» Data records:
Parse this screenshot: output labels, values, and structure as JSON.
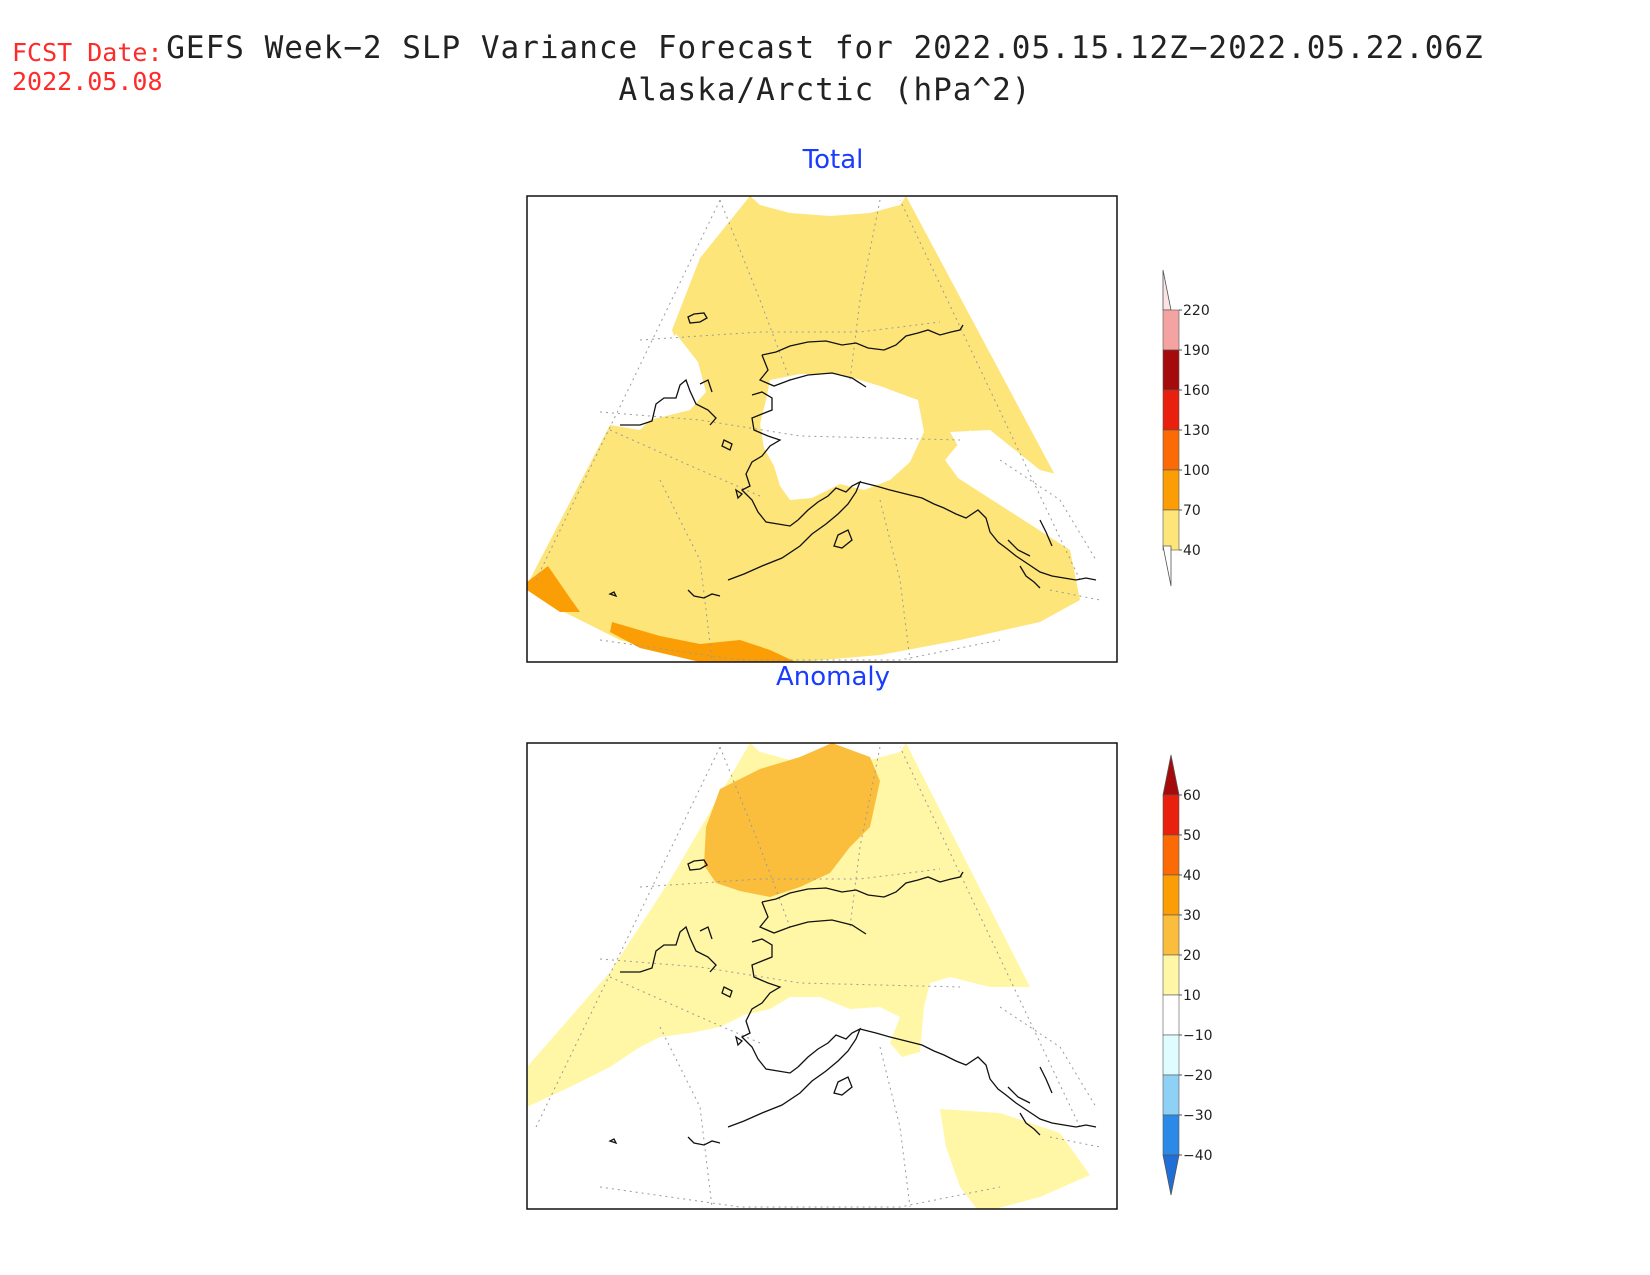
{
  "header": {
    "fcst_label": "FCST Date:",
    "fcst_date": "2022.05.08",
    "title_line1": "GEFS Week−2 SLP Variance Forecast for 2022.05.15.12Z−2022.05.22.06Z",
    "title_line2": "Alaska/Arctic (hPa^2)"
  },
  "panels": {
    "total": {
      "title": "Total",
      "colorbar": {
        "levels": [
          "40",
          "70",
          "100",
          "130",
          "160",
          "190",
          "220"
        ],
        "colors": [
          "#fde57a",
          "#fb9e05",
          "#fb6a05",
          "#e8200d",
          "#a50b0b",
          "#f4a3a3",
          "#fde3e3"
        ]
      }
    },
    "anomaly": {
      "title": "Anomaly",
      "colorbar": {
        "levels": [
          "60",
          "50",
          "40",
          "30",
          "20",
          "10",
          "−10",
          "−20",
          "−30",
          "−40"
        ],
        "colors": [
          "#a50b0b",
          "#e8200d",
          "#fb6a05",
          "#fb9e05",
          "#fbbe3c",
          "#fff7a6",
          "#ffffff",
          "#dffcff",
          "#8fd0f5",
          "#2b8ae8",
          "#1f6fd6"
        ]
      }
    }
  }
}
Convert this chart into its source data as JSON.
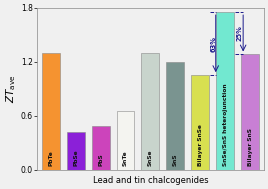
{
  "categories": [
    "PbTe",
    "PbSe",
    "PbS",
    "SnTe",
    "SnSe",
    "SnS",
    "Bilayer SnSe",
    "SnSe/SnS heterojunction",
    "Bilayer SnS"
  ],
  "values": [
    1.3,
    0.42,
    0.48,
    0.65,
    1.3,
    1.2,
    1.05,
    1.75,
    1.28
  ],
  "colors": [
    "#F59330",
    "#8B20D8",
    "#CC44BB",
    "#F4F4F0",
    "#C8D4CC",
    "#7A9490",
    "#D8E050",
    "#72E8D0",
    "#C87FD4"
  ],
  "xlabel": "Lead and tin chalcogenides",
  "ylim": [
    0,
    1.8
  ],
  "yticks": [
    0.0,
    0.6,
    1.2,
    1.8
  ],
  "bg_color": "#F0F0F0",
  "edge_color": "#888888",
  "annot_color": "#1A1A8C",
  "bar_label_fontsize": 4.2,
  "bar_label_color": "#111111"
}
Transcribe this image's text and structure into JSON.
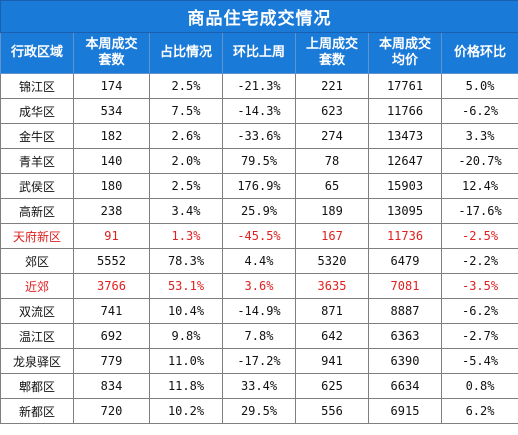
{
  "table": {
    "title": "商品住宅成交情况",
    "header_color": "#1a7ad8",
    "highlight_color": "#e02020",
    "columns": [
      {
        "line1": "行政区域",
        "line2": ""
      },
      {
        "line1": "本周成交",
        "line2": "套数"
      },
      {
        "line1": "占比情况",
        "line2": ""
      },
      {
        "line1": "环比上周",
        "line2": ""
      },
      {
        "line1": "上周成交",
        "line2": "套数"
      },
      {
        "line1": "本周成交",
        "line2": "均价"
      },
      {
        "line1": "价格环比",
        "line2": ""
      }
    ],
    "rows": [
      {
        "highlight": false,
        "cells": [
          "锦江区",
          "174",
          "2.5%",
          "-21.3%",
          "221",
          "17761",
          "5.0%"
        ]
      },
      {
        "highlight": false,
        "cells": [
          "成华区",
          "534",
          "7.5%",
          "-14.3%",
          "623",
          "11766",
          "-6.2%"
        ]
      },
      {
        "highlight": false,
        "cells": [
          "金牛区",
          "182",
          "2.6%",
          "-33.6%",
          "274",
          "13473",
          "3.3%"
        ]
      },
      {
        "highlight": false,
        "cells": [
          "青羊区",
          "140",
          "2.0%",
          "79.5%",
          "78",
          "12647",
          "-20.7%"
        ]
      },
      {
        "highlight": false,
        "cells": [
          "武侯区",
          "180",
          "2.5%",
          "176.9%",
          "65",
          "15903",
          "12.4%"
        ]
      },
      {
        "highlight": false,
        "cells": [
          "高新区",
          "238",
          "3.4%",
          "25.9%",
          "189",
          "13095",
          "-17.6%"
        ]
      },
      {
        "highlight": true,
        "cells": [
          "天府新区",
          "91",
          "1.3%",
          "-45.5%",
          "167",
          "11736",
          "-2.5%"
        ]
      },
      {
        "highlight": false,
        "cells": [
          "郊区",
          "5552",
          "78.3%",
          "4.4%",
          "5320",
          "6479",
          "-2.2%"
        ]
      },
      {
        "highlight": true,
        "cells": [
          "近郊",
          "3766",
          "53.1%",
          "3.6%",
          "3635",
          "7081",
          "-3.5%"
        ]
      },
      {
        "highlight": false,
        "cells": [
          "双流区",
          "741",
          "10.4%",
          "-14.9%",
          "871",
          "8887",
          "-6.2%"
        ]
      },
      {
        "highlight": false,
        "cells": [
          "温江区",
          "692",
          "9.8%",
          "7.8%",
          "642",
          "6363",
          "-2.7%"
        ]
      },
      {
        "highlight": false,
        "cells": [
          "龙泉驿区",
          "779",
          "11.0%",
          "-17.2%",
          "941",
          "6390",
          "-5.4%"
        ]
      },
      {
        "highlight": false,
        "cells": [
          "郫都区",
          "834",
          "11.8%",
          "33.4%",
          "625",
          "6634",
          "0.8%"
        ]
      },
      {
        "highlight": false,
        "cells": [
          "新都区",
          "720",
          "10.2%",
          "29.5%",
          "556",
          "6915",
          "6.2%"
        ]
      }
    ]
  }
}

» OBJECTIVE: Gather, from the listing above, every line carrying the word "JSON".

» TASK SOLUTION:
Parse this screenshot: output labels, values, and structure as JSON.
Convert this chart into its source data as JSON.
Transcribe this image's text and structure into JSON.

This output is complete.